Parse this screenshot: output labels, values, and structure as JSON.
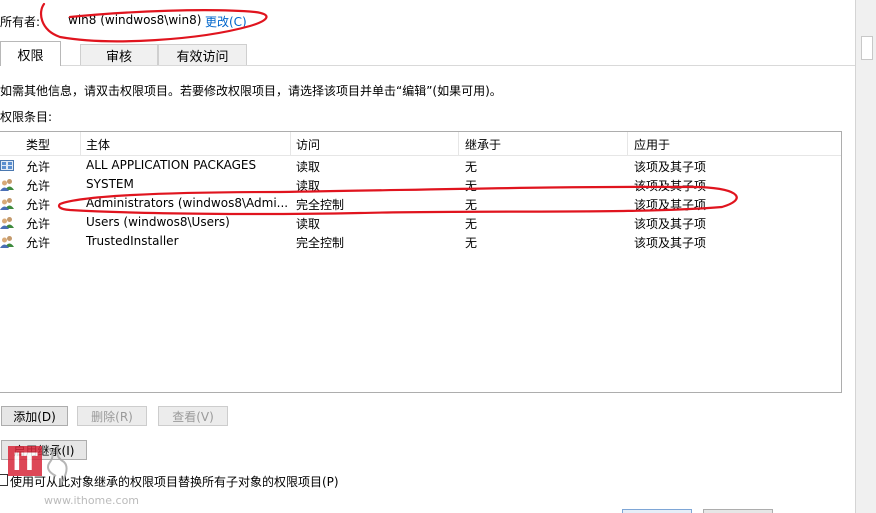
{
  "owner": {
    "label": "所有者:",
    "value": "win8 (windwos8\\win8)",
    "change_link": "更改(C)"
  },
  "tabs": [
    {
      "label": "权限",
      "active": true
    },
    {
      "label": "审核",
      "active": false
    },
    {
      "label": "有效访问",
      "active": false
    }
  ],
  "info_text": "如需其他信息，请双击权限项目。若要修改权限项目，请选择该项目并单击“编辑”(如果可用)。",
  "entries_label": "权限条目:",
  "table": {
    "headers": [
      "类型",
      "主体",
      "访问",
      "继承于",
      "应用于"
    ],
    "rows": [
      {
        "type": "允许",
        "principal": "ALL APPLICATION PACKAGES",
        "access": "读取",
        "inherited": "无",
        "applies": "该项及其子项",
        "icon": "package-icon"
      },
      {
        "type": "允许",
        "principal": "SYSTEM",
        "access": "读取",
        "inherited": "无",
        "applies": "该项及其子项",
        "icon": "users-icon"
      },
      {
        "type": "允许",
        "principal": "Administrators (windwos8\\Admi...",
        "access": "完全控制",
        "inherited": "无",
        "applies": "该项及其子项",
        "icon": "users-icon"
      },
      {
        "type": "允许",
        "principal": "Users (windwos8\\Users)",
        "access": "读取",
        "inherited": "无",
        "applies": "该项及其子项",
        "icon": "users-icon"
      },
      {
        "type": "允许",
        "principal": "TrustedInstaller",
        "access": "完全控制",
        "inherited": "无",
        "applies": "该项及其子项",
        "icon": "users-icon"
      }
    ]
  },
  "buttons": {
    "add": "添加(D)",
    "remove": "删除(R)",
    "view": "查看(V)",
    "enable_inheritance": "启用继承(I)"
  },
  "replace_checkbox": {
    "label": "使用可从此对象继承的权限项目替换所有子对象的权限项目(P)",
    "checked": false
  },
  "watermark": {
    "logo_text": "IT",
    "site": "www.ithome.com"
  },
  "colors": {
    "link": "#0066cc",
    "annotation": "#e0141e",
    "watermark": "#d8273a"
  }
}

*Given problem*: Write the listing above out again exactly, dropping each image.

*Final answer*:
Parse this screenshot: output labels, values, and structure as JSON.
{
  "owner": {
    "label": "所有者:",
    "value": "win8 (windwos8\\win8)",
    "change_link": "更改(C)"
  },
  "tabs": [
    {
      "label": "权限",
      "active": true
    },
    {
      "label": "审核",
      "active": false
    },
    {
      "label": "有效访问",
      "active": false
    }
  ],
  "info_text": "如需其他信息，请双击权限项目。若要修改权限项目，请选择该项目并单击“编辑”(如果可用)。",
  "entries_label": "权限条目:",
  "table": {
    "headers": [
      "类型",
      "主体",
      "访问",
      "继承于",
      "应用于"
    ],
    "rows": [
      {
        "type": "允许",
        "principal": "ALL APPLICATION PACKAGES",
        "access": "读取",
        "inherited": "无",
        "applies": "该项及其子项",
        "icon": "package-icon"
      },
      {
        "type": "允许",
        "principal": "SYSTEM",
        "access": "读取",
        "inherited": "无",
        "applies": "该项及其子项",
        "icon": "users-icon"
      },
      {
        "type": "允许",
        "principal": "Administrators (windwos8\\Admi...",
        "access": "完全控制",
        "inherited": "无",
        "applies": "该项及其子项",
        "icon": "users-icon"
      },
      {
        "type": "允许",
        "principal": "Users (windwos8\\Users)",
        "access": "读取",
        "inherited": "无",
        "applies": "该项及其子项",
        "icon": "users-icon"
      },
      {
        "type": "允许",
        "principal": "TrustedInstaller",
        "access": "完全控制",
        "inherited": "无",
        "applies": "该项及其子项",
        "icon": "users-icon"
      }
    ]
  },
  "buttons": {
    "add": "添加(D)",
    "remove": "删除(R)",
    "view": "查看(V)",
    "enable_inheritance": "启用继承(I)"
  },
  "replace_checkbox": {
    "label": "使用可从此对象继承的权限项目替换所有子对象的权限项目(P)",
    "checked": false
  },
  "watermark": {
    "logo_text": "IT",
    "site": "www.ithome.com"
  },
  "colors": {
    "link": "#0066cc",
    "annotation": "#e0141e",
    "watermark": "#d8273a"
  }
}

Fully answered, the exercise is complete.